(Lines of data)
-- Begin --
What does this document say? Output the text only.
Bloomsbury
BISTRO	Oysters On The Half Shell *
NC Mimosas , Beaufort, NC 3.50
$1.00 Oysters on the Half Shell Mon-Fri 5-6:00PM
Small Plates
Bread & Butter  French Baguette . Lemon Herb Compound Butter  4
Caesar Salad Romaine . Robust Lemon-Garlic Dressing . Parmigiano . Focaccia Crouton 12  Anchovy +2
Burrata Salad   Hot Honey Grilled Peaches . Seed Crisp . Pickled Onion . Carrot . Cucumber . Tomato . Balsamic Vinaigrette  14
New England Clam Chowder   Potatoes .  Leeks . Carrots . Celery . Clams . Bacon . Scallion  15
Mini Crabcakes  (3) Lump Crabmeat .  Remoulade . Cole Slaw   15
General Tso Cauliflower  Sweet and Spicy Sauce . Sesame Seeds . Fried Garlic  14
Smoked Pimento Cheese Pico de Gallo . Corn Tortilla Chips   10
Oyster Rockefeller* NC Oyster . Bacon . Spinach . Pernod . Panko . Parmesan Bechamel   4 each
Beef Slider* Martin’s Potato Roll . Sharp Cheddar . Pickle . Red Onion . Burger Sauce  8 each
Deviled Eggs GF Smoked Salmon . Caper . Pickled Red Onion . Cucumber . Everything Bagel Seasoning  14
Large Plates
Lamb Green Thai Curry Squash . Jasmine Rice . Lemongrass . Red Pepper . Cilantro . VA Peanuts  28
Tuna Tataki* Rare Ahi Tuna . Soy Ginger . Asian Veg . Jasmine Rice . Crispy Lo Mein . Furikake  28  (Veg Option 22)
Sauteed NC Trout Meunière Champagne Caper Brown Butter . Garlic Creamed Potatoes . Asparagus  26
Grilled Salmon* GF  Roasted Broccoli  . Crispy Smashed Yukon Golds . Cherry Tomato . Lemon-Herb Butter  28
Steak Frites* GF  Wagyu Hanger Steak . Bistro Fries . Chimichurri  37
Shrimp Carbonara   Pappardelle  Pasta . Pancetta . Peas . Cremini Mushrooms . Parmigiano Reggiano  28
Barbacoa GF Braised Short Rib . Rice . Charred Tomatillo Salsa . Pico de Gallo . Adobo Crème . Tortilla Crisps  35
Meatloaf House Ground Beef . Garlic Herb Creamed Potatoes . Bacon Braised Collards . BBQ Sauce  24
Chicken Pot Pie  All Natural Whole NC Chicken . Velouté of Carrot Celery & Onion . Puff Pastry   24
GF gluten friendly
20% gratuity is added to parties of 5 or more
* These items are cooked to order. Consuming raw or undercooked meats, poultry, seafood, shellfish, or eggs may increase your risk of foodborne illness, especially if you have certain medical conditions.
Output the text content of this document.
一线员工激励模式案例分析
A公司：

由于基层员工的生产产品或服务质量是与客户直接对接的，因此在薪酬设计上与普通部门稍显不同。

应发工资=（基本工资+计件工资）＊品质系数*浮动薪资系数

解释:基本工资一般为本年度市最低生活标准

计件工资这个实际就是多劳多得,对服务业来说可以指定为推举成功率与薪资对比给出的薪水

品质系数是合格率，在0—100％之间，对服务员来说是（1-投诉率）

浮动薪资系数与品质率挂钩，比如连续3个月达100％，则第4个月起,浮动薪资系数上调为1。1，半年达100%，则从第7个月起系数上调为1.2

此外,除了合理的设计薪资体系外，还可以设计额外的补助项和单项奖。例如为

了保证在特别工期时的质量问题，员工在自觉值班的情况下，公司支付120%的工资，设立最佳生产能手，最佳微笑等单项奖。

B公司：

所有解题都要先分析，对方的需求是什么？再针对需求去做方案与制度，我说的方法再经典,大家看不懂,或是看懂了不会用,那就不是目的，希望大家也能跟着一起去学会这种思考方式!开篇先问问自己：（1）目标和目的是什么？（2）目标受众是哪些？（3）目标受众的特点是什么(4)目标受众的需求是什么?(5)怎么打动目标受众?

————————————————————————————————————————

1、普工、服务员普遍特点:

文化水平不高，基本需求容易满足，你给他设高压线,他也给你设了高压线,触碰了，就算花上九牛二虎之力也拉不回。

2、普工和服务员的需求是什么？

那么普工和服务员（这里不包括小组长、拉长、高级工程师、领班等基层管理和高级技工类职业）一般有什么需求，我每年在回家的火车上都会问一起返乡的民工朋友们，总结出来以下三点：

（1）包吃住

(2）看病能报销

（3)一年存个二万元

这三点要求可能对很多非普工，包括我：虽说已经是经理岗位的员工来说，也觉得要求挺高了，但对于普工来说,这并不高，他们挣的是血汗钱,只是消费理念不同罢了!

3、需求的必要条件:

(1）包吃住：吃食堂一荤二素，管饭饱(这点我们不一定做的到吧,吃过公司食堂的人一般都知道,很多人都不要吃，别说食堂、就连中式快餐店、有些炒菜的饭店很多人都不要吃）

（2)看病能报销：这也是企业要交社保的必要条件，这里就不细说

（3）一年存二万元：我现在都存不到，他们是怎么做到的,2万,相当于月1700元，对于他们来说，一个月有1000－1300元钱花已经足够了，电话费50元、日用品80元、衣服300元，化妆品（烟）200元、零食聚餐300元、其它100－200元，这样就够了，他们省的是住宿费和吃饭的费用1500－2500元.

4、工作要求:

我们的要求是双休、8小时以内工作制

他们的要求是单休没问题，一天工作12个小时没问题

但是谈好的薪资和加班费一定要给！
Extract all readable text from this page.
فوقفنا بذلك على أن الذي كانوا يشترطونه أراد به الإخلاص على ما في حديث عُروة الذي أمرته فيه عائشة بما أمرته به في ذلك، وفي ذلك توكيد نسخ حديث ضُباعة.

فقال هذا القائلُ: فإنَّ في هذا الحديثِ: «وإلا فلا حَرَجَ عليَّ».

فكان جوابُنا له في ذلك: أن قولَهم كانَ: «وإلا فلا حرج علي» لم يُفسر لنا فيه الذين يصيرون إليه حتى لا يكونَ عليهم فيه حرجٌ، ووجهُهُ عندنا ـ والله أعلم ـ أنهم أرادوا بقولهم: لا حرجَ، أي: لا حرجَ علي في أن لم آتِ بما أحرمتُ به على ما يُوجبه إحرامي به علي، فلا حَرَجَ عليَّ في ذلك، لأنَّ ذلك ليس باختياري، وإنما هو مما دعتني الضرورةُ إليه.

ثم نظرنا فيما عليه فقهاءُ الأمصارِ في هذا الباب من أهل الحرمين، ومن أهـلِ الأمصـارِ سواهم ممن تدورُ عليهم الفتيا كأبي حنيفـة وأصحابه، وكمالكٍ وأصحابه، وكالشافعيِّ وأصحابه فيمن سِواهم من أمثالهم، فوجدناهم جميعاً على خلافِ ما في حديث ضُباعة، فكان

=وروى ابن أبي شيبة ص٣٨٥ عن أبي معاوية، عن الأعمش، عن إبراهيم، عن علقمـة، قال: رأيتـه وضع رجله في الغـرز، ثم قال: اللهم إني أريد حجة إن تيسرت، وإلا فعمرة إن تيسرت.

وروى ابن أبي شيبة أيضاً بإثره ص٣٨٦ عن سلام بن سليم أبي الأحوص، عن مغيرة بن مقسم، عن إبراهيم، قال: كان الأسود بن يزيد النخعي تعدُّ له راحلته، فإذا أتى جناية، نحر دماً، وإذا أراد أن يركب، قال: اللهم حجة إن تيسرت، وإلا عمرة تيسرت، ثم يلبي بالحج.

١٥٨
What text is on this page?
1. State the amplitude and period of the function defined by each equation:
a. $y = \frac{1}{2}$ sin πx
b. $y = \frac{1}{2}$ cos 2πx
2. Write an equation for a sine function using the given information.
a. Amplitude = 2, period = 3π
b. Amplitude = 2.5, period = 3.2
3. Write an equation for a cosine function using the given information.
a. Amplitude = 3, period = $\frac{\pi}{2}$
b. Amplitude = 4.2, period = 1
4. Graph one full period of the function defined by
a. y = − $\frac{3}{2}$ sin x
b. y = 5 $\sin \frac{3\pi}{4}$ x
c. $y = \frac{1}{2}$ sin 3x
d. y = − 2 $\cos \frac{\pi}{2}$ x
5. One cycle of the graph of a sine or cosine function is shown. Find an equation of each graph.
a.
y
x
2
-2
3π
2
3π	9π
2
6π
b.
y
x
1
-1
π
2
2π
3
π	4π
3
-- End --
# OBJECTIVE
Read the data above. Pull out each line in which the string "page" appears.

# EXERCISE RESPONSE
Extract all readable text from this page.
What text is on this page?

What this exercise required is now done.